Exercise description:
From the listing below, pull each line that includes "Tair".

Extracted data:
-*-*-
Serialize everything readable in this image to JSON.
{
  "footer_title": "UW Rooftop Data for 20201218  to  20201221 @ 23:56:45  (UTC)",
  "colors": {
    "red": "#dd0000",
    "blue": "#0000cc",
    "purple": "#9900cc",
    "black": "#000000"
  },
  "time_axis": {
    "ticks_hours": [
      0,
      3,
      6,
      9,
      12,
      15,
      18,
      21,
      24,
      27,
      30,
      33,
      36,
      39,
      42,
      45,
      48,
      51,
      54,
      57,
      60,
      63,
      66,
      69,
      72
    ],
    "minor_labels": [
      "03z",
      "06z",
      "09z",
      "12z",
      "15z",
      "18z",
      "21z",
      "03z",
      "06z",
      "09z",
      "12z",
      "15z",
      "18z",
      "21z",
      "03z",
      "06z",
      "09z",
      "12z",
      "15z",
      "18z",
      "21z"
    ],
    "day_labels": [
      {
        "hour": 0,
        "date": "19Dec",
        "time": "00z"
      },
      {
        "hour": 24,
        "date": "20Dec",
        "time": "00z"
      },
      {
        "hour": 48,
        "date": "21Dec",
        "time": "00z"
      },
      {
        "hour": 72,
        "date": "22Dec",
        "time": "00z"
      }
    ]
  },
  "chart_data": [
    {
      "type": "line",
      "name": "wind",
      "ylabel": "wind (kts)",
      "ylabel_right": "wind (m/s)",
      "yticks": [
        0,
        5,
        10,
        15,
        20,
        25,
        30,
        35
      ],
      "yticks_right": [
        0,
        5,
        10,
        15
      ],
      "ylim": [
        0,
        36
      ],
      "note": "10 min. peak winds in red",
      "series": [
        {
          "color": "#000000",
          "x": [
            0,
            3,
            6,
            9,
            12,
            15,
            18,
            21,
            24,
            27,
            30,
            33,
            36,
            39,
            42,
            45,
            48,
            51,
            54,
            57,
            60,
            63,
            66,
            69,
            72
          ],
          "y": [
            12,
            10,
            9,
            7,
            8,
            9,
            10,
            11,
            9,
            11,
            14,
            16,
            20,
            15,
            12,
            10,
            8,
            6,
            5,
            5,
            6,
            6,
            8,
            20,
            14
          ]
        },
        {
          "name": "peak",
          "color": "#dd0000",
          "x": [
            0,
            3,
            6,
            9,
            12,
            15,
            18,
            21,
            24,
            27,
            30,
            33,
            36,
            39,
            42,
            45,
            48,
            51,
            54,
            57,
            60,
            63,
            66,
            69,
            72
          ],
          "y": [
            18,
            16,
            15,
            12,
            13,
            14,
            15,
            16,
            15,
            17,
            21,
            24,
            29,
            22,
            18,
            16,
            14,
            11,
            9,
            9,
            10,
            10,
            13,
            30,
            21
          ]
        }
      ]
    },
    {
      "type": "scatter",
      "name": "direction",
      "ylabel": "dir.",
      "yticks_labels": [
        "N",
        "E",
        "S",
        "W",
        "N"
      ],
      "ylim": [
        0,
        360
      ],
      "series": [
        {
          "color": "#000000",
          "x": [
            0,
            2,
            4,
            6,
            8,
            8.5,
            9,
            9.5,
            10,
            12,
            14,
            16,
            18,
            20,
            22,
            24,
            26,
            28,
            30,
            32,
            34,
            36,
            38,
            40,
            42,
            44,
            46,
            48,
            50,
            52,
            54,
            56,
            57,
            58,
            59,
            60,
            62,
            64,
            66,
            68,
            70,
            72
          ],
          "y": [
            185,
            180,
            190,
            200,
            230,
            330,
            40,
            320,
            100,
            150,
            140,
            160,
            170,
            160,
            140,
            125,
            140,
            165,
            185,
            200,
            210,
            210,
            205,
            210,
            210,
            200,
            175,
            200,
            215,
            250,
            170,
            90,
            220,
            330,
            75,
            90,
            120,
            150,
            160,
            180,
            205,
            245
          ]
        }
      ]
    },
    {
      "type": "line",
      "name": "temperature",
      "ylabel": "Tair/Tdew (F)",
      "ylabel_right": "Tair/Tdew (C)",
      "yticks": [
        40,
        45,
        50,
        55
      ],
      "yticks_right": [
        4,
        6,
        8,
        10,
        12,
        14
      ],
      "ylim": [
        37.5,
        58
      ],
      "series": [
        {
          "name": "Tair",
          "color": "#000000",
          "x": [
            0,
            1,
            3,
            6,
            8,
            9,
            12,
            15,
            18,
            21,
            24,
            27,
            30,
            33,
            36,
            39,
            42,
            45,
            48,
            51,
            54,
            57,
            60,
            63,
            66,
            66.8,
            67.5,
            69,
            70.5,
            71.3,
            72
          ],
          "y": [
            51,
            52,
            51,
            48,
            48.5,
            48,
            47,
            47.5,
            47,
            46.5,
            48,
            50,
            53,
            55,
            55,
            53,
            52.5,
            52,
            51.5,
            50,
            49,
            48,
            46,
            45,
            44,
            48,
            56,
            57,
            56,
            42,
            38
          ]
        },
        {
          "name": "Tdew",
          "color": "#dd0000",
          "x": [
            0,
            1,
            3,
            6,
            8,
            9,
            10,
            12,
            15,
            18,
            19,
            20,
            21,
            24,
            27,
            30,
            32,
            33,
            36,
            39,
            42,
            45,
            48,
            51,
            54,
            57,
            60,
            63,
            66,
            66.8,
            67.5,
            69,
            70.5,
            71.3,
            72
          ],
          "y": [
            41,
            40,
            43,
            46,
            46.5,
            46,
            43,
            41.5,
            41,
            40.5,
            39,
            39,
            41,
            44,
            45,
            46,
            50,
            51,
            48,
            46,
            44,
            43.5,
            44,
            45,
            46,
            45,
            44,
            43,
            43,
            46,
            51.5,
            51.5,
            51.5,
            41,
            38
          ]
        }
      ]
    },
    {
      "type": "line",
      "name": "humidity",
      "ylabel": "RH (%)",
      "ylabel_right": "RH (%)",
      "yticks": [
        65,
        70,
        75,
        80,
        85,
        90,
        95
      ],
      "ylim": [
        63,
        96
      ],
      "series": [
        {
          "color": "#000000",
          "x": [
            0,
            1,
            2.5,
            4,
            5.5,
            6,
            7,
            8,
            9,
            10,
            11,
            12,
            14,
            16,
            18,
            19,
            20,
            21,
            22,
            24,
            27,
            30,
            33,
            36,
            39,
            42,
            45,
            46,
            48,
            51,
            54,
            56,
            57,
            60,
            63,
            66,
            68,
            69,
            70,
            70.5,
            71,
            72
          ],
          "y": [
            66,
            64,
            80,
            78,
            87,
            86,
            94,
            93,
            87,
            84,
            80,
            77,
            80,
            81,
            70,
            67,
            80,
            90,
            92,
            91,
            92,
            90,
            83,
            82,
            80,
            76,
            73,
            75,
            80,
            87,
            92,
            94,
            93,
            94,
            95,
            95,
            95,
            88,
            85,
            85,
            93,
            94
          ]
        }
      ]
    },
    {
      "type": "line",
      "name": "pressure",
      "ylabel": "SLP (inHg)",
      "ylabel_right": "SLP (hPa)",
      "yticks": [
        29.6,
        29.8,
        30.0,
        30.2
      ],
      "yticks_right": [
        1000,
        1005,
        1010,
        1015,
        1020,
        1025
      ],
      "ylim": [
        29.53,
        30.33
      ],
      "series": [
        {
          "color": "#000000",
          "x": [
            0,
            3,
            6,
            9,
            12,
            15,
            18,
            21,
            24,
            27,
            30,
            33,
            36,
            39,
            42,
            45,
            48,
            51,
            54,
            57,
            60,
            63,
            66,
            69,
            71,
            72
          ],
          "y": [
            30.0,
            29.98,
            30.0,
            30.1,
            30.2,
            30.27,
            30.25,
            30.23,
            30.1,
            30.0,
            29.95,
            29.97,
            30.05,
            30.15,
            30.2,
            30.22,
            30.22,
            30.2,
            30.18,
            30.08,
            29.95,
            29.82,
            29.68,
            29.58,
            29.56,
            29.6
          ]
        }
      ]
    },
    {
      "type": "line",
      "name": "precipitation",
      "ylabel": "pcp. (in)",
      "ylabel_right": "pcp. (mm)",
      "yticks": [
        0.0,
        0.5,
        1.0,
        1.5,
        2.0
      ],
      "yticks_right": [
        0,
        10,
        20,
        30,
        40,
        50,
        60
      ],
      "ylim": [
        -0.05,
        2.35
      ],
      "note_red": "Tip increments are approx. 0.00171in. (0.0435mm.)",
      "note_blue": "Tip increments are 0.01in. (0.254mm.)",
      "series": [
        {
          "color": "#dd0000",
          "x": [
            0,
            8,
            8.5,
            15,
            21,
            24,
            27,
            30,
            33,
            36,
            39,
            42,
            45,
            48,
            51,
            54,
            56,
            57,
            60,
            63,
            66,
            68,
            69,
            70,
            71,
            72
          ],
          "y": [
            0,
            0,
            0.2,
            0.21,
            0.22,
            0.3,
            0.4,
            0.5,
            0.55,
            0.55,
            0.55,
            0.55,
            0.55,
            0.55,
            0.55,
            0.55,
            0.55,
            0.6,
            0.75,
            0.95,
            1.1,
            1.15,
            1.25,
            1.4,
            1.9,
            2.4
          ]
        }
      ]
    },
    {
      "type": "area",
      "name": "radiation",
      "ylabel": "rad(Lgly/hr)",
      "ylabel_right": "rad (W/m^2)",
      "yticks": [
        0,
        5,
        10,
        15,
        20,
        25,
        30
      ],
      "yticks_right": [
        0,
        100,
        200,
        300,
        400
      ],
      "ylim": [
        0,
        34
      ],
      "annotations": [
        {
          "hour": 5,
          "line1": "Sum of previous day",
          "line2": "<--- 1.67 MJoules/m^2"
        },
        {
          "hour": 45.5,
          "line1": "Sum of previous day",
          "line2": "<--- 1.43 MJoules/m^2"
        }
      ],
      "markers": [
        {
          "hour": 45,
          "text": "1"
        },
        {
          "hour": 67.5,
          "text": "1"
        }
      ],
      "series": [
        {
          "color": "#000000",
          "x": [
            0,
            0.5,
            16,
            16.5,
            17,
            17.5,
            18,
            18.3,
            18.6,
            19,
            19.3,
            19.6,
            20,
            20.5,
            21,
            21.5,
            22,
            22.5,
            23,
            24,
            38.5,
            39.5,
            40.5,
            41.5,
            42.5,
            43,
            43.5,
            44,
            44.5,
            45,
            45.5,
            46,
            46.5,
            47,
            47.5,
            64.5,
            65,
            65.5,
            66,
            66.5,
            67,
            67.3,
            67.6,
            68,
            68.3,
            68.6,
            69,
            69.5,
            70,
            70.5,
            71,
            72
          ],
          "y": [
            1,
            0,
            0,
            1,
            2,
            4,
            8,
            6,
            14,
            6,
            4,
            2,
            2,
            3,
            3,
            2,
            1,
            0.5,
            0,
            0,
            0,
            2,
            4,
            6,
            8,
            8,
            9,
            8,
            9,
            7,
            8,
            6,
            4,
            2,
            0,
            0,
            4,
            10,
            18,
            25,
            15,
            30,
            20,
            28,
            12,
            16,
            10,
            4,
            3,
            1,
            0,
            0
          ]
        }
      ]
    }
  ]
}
-*-*-
Full response:
      "ylabel": "Tair/Tdew (F)",
      "ylabel_right": "Tair/Tdew (C)",
          "name": "Tair",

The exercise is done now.